▸ Description of the task:
Rewrite these records with every "bbox" renamed to "box", keeping everything else unchanged and omitting the pictures.
________________________
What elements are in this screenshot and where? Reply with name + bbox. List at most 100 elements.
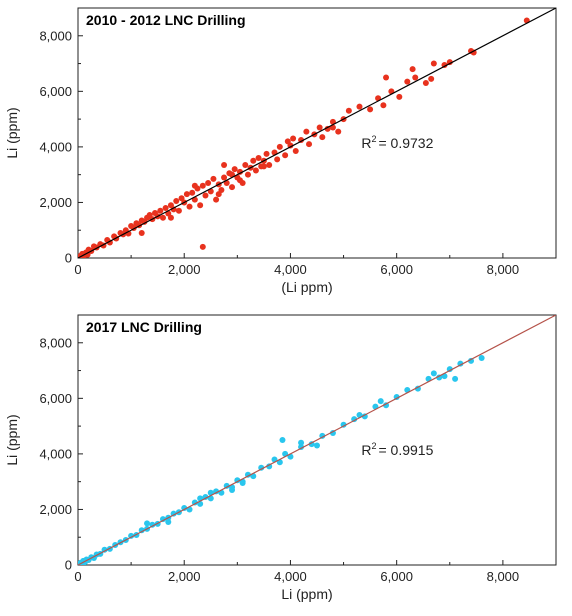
chart-1-data-point bbox=[191, 182, 198, 189]
chart-1-data-point bbox=[210, 175, 217, 182]
chart-1-data-point bbox=[274, 156, 281, 163]
chart-1-data-point bbox=[335, 128, 342, 135]
chart-1-data-point bbox=[202, 192, 209, 199]
chart-1-data-point bbox=[292, 148, 299, 155]
chart-1-data-point bbox=[252, 167, 259, 174]
chart-1-data-point bbox=[319, 134, 326, 141]
chart-1-data-point bbox=[316, 124, 323, 131]
chart-1-data-point bbox=[242, 161, 249, 168]
chart-1-data-point bbox=[231, 166, 238, 173]
chart-1-data-point bbox=[186, 203, 193, 210]
chart-1-y-tick-label: 6,000 bbox=[39, 84, 72, 99]
chart-1-data-point bbox=[236, 177, 243, 184]
chart-2-data-point bbox=[314, 442, 320, 449]
chart-1-data-point bbox=[383, 74, 390, 81]
chart-1-data-point bbox=[282, 152, 289, 159]
chart-1-data-point bbox=[430, 60, 437, 67]
chart-1-y-tick-label: 8,000 bbox=[39, 28, 72, 43]
chart-1-y-axis-label: Li (ppm) bbox=[4, 107, 20, 158]
chart-1-data-point bbox=[162, 205, 169, 211]
chart-2-data-point bbox=[430, 370, 437, 377]
chart-2-x-tick-label: 0 bbox=[74, 569, 81, 584]
chart-2: 0 2,000 4,000 6,000 8,000 0 2,000 4,000 6,000 8,0… bbox=[4, 314, 557, 602]
chart-2-data-point bbox=[478, 355, 485, 362]
chart-2-data-point bbox=[377, 398, 384, 405]
chart-1-data-point bbox=[404, 78, 411, 85]
chart-2-y-tick-label: 0 bbox=[65, 558, 72, 573]
chart-1-y-tick-label: 4,000 bbox=[39, 139, 72, 154]
chart-1-r-squared-label: R bbox=[361, 135, 371, 151]
chart-1-x-tick-label: 6,000 bbox=[380, 262, 413, 277]
chart-2-y-tick-label: 2,000 bbox=[39, 502, 72, 517]
chart-1-data-point bbox=[409, 66, 416, 73]
chart-1-data-point bbox=[244, 171, 251, 178]
chart-1-data-point bbox=[412, 74, 419, 81]
chart-1-x-axis-label: (Li ppm) bbox=[281, 279, 332, 295]
chart-1-data-point bbox=[197, 202, 204, 209]
chart-1-data-point bbox=[303, 128, 310, 135]
chart-2-r-squared-sup: 2 bbox=[371, 441, 376, 451]
chart-2-x-tick-label: 8,000 bbox=[487, 569, 520, 584]
chart-1-data-point bbox=[229, 184, 236, 191]
chart-1-data-point bbox=[260, 163, 267, 170]
chart-1-data-point bbox=[428, 75, 435, 82]
chart-1-y-tick-label: 0 bbox=[65, 251, 72, 266]
chart-1-data-point bbox=[221, 174, 228, 181]
chart-1-title: 2010 - 2012 LNC Drilling bbox=[86, 12, 246, 28]
chart-1-data-point bbox=[199, 182, 206, 189]
chart-1-points bbox=[78, 17, 530, 258]
chart-2-r-squared-label: R bbox=[361, 442, 371, 458]
chart-1-trend-line bbox=[78, 8, 556, 258]
chart-1-x-tick-label: 0 bbox=[74, 262, 81, 277]
chart-2-x-tick-label: 6,000 bbox=[380, 569, 413, 584]
chart-1-data-point bbox=[138, 230, 145, 236]
chart-1-data-point bbox=[213, 196, 220, 203]
chart-2-trend-line bbox=[78, 315, 556, 565]
chart-1-data-point bbox=[221, 161, 228, 168]
chart-2-y-tick-label: 8,000 bbox=[39, 335, 72, 350]
chart-1-data-point bbox=[284, 138, 291, 145]
chart-1-data-point bbox=[157, 207, 164, 214]
chart-1-r-squared-sup: 2 bbox=[371, 134, 376, 144]
chart-1-data-point bbox=[380, 102, 387, 109]
chart-2-y-tick-label: 6,000 bbox=[39, 391, 72, 406]
chart-1-y-tick-label: 2,000 bbox=[39, 195, 72, 210]
chart-2-r-squared-value: = 0.9915 bbox=[378, 442, 433, 458]
chart-1-data-point bbox=[266, 161, 273, 168]
chart-1: 0 2,000 4,000 6,000 8,000 0 2,000 4,000 6,000 8,0… bbox=[4, 7, 557, 295]
chart-2-x-tick-label: 2,000 bbox=[168, 569, 201, 584]
chart-1-data-point bbox=[250, 157, 257, 164]
chart-1-x-tick-label: 4,000 bbox=[274, 262, 307, 277]
chart-2-data-point bbox=[452, 375, 459, 382]
chart-1-data-point bbox=[199, 243, 206, 250]
chart-1-r-squared-value: = 0.9732 bbox=[378, 135, 433, 151]
chart-1-data-point bbox=[345, 107, 352, 114]
chart-1-data-point bbox=[255, 155, 262, 161]
chart-2-data-point bbox=[298, 439, 305, 446]
chart-1-data-point bbox=[263, 150, 270, 157]
chart-2-data-point bbox=[144, 520, 151, 527]
chart-1-data-point bbox=[173, 198, 180, 205]
chart-1-data-point bbox=[356, 103, 363, 110]
chart-2-data-point bbox=[279, 437, 286, 443]
chart-2-title: 2017 LNC Drilling bbox=[86, 319, 202, 335]
chart-1-data-point bbox=[396, 93, 403, 100]
chart-1-data-point bbox=[167, 214, 174, 221]
chart-1-data-point bbox=[183, 191, 190, 198]
chart-2-data-point bbox=[165, 518, 172, 525]
chart-1-data-point bbox=[159, 214, 166, 221]
chart-2-y-tick-label: 4,000 bbox=[39, 446, 72, 461]
chart-1-data-point bbox=[290, 135, 297, 142]
chart-1-x-tick-label: 8,000 bbox=[487, 262, 520, 277]
chart-1-x-tick-label: 2,000 bbox=[168, 262, 201, 277]
chart-1-data-point bbox=[306, 141, 313, 148]
chart-2-x-tick-label: 4,000 bbox=[274, 569, 307, 584]
chart-1-data-point bbox=[175, 207, 182, 214]
chart-2-x-axis-label: Li (ppm) bbox=[281, 586, 332, 602]
chart-1-data-point bbox=[276, 143, 283, 150]
chart-2-data-point bbox=[229, 487, 236, 493]
chart-2-y-axis-label: Li (ppm) bbox=[4, 414, 20, 465]
chart-2-r-squared-annotation: R2 = 0.9915 bbox=[361, 441, 433, 458]
chart-1-r-squared-annotation: R2 = 0.9732 bbox=[361, 134, 433, 151]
________________________
▸ Response to the task:
What elements are in this screenshot and where? Reply with name + box. List at most 100 elements.
chart-1-data-point box=[191, 182, 198, 189]
chart-1-data-point box=[210, 175, 217, 182]
chart-1-data-point box=[274, 156, 281, 163]
chart-1-data-point box=[335, 128, 342, 135]
chart-1-data-point box=[202, 192, 209, 199]
chart-1-data-point box=[292, 148, 299, 155]
chart-1-data-point box=[252, 167, 259, 174]
chart-1-data-point box=[319, 134, 326, 141]
chart-1-data-point box=[316, 124, 323, 131]
chart-1-data-point box=[242, 161, 249, 168]
chart-1-data-point box=[231, 166, 238, 173]
chart-1-data-point box=[186, 203, 193, 210]
chart-1-y-tick-label: 6,000 box=[39, 84, 72, 99]
chart-1-data-point box=[236, 177, 243, 184]
chart-2-data-point box=[314, 442, 320, 449]
chart-1-data-point box=[383, 74, 390, 81]
chart-1-data-point box=[282, 152, 289, 159]
chart-1-data-point box=[430, 60, 437, 67]
chart-1-y-tick-label: 8,000 box=[39, 28, 72, 43]
chart-1-y-axis-label: Li (ppm) box=[4, 107, 20, 158]
chart-1-data-point box=[162, 205, 169, 211]
chart-2-data-point box=[430, 370, 437, 377]
chart-2-x-tick-label: 0 box=[74, 569, 81, 584]
chart-2: 0 2,000 4,000 6,000 8,000 0 2,000 4,000 6,000 8,0… box=[4, 314, 557, 602]
chart-2-data-point box=[478, 355, 485, 362]
chart-2-data-point box=[377, 398, 384, 405]
chart-1-data-point box=[404, 78, 411, 85]
chart-2-y-tick-label: 0 box=[65, 558, 72, 573]
chart-1-y-tick-label: 4,000 box=[39, 139, 72, 154]
chart-1-r-squared-label: R box=[361, 135, 371, 151]
chart-1-x-tick-label: 6,000 box=[380, 262, 413, 277]
chart-2-y-tick-label: 2,000 box=[39, 502, 72, 517]
chart-1-data-point box=[409, 66, 416, 73]
chart-1-data-point box=[244, 171, 251, 178]
chart-1-data-point box=[412, 74, 419, 81]
chart-1-x-axis-label: (Li ppm) box=[281, 279, 332, 295]
chart-1-data-point box=[197, 202, 204, 209]
chart-1-data-point box=[303, 128, 310, 135]
chart-2-r-squared-sup: 2 box=[371, 441, 376, 451]
chart-2-x-tick-label: 8,000 box=[487, 569, 520, 584]
chart-1-data-point box=[229, 184, 236, 191]
chart-1-data-point box=[260, 163, 267, 170]
chart-1-data-point box=[428, 75, 435, 82]
chart-1-y-tick-label: 0 box=[65, 251, 72, 266]
chart-1-data-point box=[221, 174, 228, 181]
chart-1-title: 2010 - 2012 LNC Drilling box=[86, 12, 246, 28]
chart-1-data-point box=[199, 182, 206, 189]
chart-1-points box=[78, 17, 530, 258]
chart-2-r-squared-label: R box=[361, 442, 371, 458]
chart-1-trend-line box=[78, 8, 556, 258]
chart-1-x-tick-label: 0 box=[74, 262, 81, 277]
chart-2-x-tick-label: 6,000 box=[380, 569, 413, 584]
chart-1-data-point box=[138, 230, 145, 236]
chart-1-data-point box=[213, 196, 220, 203]
chart-2-trend-line box=[78, 315, 556, 565]
chart-1-data-point box=[221, 161, 228, 168]
chart-2-y-tick-label: 8,000 box=[39, 335, 72, 350]
chart-1-data-point box=[284, 138, 291, 145]
chart-1-data-point box=[157, 207, 164, 214]
chart-1-r-squared-sup: 2 box=[371, 134, 376, 144]
chart-1-data-point box=[380, 102, 387, 109]
chart-2-y-tick-label: 6,000 box=[39, 391, 72, 406]
chart-1-y-tick-label: 2,000 box=[39, 195, 72, 210]
chart-2-r-squared-value: = 0.9915 box=[378, 442, 433, 458]
chart-1-data-point box=[266, 161, 273, 168]
chart-1: 0 2,000 4,000 6,000 8,000 0 2,000 4,000 6,000 8,0… box=[4, 7, 557, 295]
chart-2-x-tick-label: 2,000 box=[168, 569, 201, 584]
chart-1-data-point box=[250, 157, 257, 164]
chart-1-x-tick-label: 4,000 box=[274, 262, 307, 277]
chart-2-data-point box=[452, 375, 459, 382]
chart-1-data-point box=[199, 243, 206, 250]
chart-1-r-squared-value: = 0.9732 box=[378, 135, 433, 151]
chart-1-data-point box=[345, 107, 352, 114]
chart-1-data-point box=[255, 155, 262, 161]
chart-2-data-point box=[298, 439, 305, 446]
chart-1-data-point box=[263, 150, 270, 157]
chart-2-data-point box=[144, 520, 151, 527]
chart-1-data-point box=[173, 198, 180, 205]
chart-1-data-point box=[356, 103, 363, 110]
chart-2-data-point box=[279, 437, 286, 443]
chart-2-title: 2017 LNC Drilling box=[86, 319, 202, 335]
chart-1-data-point box=[396, 93, 403, 100]
chart-1-data-point box=[167, 214, 174, 221]
chart-1-data-point box=[183, 191, 190, 198]
chart-2-data-point box=[165, 518, 172, 525]
chart-1-data-point box=[159, 214, 166, 221]
chart-2-y-tick-label: 4,000 box=[39, 446, 72, 461]
chart-1-data-point box=[290, 135, 297, 142]
chart-1-x-tick-label: 8,000 box=[487, 262, 520, 277]
chart-1-x-tick-label: 2,000 box=[168, 262, 201, 277]
chart-1-data-point box=[306, 141, 313, 148]
chart-2-x-tick-label: 4,000 box=[274, 569, 307, 584]
chart-1-data-point box=[175, 207, 182, 214]
chart-2-x-axis-label: Li (ppm) box=[281, 586, 332, 602]
chart-1-data-point box=[276, 143, 283, 150]
chart-2-data-point box=[229, 487, 236, 493]
chart-2-y-axis-label: Li (ppm) box=[4, 414, 20, 465]
chart-2-r-squared-annotation: R2 = 0.9915 box=[361, 441, 433, 458]
chart-1-r-squared-annotation: R2 = 0.9732 box=[361, 134, 433, 151]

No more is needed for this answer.